Extract each line containing the string "have".
------------------------------
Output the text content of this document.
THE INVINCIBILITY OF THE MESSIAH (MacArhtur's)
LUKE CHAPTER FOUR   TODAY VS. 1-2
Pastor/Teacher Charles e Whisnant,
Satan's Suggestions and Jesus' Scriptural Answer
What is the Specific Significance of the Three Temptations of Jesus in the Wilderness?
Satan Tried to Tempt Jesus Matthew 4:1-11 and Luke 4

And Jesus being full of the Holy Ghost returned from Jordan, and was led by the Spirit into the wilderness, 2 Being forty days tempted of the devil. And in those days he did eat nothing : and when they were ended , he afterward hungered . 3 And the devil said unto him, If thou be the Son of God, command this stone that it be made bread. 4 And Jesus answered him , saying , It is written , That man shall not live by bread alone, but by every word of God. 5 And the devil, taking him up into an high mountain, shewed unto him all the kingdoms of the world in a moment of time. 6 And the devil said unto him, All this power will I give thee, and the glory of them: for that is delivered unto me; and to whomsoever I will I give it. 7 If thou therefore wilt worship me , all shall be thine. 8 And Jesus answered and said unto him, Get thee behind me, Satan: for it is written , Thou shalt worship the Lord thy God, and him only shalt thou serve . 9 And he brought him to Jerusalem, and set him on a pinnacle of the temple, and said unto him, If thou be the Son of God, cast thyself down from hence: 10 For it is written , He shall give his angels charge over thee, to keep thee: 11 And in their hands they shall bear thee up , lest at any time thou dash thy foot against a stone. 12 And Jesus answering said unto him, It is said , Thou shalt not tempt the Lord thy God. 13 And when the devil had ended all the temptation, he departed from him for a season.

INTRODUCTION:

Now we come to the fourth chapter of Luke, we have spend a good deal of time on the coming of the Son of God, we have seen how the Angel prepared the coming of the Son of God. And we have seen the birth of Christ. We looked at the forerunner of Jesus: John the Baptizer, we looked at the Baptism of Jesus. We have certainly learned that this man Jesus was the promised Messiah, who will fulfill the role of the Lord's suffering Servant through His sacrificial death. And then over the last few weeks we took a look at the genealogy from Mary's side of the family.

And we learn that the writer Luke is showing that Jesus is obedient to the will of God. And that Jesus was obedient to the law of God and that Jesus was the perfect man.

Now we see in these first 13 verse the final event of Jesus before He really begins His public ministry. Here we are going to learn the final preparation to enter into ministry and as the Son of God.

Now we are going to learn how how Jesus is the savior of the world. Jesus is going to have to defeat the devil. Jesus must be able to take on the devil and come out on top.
------------------------------
* **Full answer**
Now we come to the fourth chapter of Luke, we have spend a good deal of time on the coming of the Son of God, we have seen how the Angel prepared the coming of the Son of God. And we have seen the birth of Christ. We looked at the forerunner of Jesus: John the Baptizer, we looked at the Baptism of Jesus. We have certainly learned that this man Jesus was the promised Messiah, who will fulfill the role of the Lord's suffering Servant through His sacrificial death. And then over the last few weeks we took a look at the genealogy from Mary's side of the family.
Now we are going to learn how how Jesus is the savior of the world. Jesus is going to have to defeat the devil. Jesus must be able to take on the devil and come out on top.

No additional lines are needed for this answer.